* Source data *
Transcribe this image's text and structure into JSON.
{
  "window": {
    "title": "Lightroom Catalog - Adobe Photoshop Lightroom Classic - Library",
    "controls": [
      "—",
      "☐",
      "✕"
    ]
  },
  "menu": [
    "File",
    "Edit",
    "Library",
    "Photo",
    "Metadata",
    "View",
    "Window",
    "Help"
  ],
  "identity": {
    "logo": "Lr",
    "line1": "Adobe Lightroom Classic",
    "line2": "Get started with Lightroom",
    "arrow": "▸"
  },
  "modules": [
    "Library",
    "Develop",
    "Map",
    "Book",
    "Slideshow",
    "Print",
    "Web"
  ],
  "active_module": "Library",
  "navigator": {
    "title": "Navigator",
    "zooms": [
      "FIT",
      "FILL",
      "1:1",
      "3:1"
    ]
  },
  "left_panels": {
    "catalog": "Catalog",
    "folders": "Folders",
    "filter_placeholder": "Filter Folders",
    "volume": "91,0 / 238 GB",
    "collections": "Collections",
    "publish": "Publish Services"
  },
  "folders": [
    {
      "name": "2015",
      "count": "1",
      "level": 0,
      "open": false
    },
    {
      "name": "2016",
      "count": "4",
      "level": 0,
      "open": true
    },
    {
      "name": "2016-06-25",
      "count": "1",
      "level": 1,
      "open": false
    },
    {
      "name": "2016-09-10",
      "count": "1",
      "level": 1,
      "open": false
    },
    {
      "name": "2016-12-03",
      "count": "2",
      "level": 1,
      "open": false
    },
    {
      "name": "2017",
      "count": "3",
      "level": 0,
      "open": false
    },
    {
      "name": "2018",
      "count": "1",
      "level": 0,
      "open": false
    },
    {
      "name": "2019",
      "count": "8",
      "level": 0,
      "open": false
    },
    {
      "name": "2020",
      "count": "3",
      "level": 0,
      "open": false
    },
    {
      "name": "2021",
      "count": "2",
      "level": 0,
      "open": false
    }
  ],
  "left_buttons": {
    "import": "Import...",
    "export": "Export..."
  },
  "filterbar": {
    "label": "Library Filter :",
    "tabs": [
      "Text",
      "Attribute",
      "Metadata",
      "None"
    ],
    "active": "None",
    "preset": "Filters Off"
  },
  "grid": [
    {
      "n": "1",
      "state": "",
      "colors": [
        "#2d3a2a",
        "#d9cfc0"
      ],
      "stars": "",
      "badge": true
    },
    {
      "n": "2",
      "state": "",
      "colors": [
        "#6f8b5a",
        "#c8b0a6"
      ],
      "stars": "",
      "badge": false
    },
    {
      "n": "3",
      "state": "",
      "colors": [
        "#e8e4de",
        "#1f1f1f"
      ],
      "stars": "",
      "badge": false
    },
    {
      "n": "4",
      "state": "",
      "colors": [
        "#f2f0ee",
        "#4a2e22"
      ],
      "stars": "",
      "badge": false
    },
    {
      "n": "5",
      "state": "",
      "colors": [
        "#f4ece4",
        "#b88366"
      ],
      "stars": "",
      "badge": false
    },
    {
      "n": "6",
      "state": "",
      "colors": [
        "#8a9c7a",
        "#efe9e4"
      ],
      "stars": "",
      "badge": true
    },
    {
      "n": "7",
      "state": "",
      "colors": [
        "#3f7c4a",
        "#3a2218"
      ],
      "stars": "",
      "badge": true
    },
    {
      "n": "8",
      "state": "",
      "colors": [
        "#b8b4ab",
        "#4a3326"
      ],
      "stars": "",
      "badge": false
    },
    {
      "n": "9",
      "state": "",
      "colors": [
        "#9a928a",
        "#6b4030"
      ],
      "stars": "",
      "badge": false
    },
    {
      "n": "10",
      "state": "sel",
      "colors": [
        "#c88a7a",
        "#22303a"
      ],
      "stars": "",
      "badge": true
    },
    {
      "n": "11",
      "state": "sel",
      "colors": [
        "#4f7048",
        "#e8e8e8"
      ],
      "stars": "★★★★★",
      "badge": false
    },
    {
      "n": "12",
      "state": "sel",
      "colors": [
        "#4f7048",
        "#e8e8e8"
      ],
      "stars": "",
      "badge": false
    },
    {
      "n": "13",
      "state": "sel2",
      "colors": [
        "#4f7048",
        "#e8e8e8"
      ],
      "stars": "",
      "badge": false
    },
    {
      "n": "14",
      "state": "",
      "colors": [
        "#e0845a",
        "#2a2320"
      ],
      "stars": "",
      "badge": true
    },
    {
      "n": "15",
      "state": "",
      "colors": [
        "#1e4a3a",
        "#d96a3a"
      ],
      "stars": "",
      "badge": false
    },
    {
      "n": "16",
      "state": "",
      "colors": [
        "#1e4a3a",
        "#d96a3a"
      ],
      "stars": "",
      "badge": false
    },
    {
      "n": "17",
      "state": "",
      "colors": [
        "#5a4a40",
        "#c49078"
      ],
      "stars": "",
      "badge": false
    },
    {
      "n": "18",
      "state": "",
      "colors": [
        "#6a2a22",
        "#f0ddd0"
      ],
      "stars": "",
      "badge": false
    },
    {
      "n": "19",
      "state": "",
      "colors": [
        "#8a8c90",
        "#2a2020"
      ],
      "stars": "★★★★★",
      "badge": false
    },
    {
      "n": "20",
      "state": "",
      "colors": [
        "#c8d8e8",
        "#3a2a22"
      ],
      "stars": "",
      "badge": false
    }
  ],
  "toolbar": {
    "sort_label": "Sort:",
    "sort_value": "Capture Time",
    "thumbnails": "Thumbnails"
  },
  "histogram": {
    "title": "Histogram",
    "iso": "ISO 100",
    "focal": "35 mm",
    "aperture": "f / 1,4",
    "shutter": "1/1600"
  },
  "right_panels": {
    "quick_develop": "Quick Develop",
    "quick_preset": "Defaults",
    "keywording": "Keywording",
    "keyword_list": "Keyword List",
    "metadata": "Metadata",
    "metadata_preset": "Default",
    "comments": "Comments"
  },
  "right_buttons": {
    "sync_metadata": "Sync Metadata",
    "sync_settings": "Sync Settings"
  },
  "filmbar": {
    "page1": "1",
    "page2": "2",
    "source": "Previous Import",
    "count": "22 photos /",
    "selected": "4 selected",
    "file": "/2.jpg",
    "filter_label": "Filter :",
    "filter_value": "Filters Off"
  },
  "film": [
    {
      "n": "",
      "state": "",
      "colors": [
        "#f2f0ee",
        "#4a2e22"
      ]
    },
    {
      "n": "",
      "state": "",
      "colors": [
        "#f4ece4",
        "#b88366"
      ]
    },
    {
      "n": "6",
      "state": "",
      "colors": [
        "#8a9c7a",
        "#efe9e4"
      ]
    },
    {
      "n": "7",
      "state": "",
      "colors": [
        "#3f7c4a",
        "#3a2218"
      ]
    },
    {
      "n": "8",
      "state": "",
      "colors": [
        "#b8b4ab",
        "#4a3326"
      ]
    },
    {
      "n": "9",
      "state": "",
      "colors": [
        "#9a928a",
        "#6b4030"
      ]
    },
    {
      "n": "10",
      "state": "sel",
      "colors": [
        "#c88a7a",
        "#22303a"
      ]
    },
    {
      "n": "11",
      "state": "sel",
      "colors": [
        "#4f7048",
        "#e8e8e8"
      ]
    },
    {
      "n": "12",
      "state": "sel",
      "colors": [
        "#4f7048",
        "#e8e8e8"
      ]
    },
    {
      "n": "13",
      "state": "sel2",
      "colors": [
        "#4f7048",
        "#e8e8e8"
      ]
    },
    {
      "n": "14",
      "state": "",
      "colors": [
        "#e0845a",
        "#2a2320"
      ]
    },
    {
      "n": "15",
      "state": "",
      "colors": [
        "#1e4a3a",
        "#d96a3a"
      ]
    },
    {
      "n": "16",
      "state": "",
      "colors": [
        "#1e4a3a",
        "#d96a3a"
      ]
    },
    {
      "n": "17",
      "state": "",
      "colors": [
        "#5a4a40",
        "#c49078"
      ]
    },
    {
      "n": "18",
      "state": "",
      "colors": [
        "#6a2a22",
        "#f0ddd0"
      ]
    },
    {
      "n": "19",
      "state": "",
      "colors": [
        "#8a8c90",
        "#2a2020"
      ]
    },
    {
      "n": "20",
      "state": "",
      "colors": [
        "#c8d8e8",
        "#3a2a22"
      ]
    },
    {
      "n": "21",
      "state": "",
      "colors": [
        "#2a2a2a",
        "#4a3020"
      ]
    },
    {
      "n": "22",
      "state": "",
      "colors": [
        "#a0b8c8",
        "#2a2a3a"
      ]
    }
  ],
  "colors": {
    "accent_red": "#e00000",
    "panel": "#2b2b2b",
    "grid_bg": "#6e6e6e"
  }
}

* Aim of the exercise *
Pull out all lines containing "Sync".

* Exercise result *
    "sync_metadata": "Sync Metadata",
    "sync_settings": "Sync Settings"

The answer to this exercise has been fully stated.